TASK DESCRIPTION –
Leave out every picture, then transcribe the rest of the listing exactly.

SOURCE MATERIAL –
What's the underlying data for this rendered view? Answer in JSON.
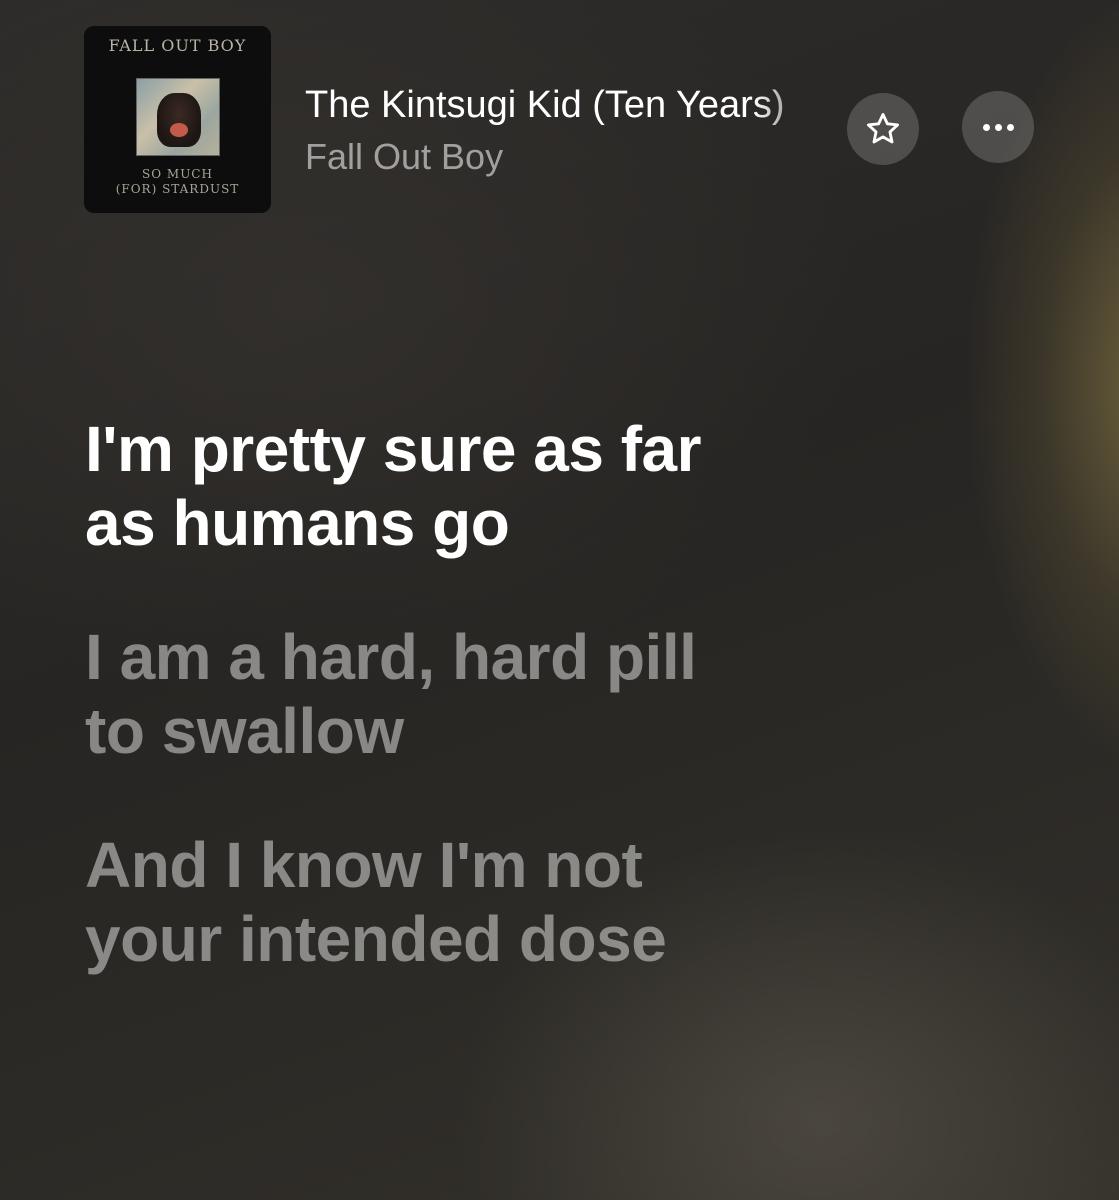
{
  "now_playing": {
    "artwork": {
      "band_text": "FALL OUT BOY",
      "album_text_line1": "SO MUCH",
      "album_text_line2": "(FOR) STARDUST"
    },
    "title": "The Kintsugi Kid (Ten Years)",
    "artist": "Fall Out Boy",
    "favorite_icon": "star-icon",
    "more_icon": "ellipsis-icon"
  },
  "lyrics": [
    {
      "line1": "I'm pretty sure as far",
      "line2": "as humans go",
      "state": "active"
    },
    {
      "line1": "I am a hard, hard pill",
      "line2": "to swallow",
      "state": "upcoming"
    },
    {
      "line1": "And I know I'm not",
      "line2": "your intended dose",
      "state": "upcoming"
    }
  ],
  "colors": {
    "active_lyric": "#ffffff",
    "inactive_lyric": "rgba(255,255,255,0.45)",
    "accent_glow": "#a8965a"
  }
}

CORRECT RESULT –
What's the underlying data for this rendered view? Answer in JSON.
{
  "now_playing": {
    "artwork": {
      "band_text": "FALL OUT BOY",
      "album_text_line1": "SO MUCH",
      "album_text_line2": "(FOR) STARDUST"
    },
    "title": "The Kintsugi Kid (Ten Years)",
    "artist": "Fall Out Boy",
    "favorite_icon": "star-icon",
    "more_icon": "ellipsis-icon"
  },
  "lyrics": [
    {
      "line1": "I'm pretty sure as far",
      "line2": "as humans go",
      "state": "active"
    },
    {
      "line1": "I am a hard, hard pill",
      "line2": "to swallow",
      "state": "upcoming"
    },
    {
      "line1": "And I know I'm not",
      "line2": "your intended dose",
      "state": "upcoming"
    }
  ],
  "colors": {
    "active_lyric": "#ffffff",
    "inactive_lyric": "rgba(255,255,255,0.45)",
    "accent_glow": "#a8965a"
  }
}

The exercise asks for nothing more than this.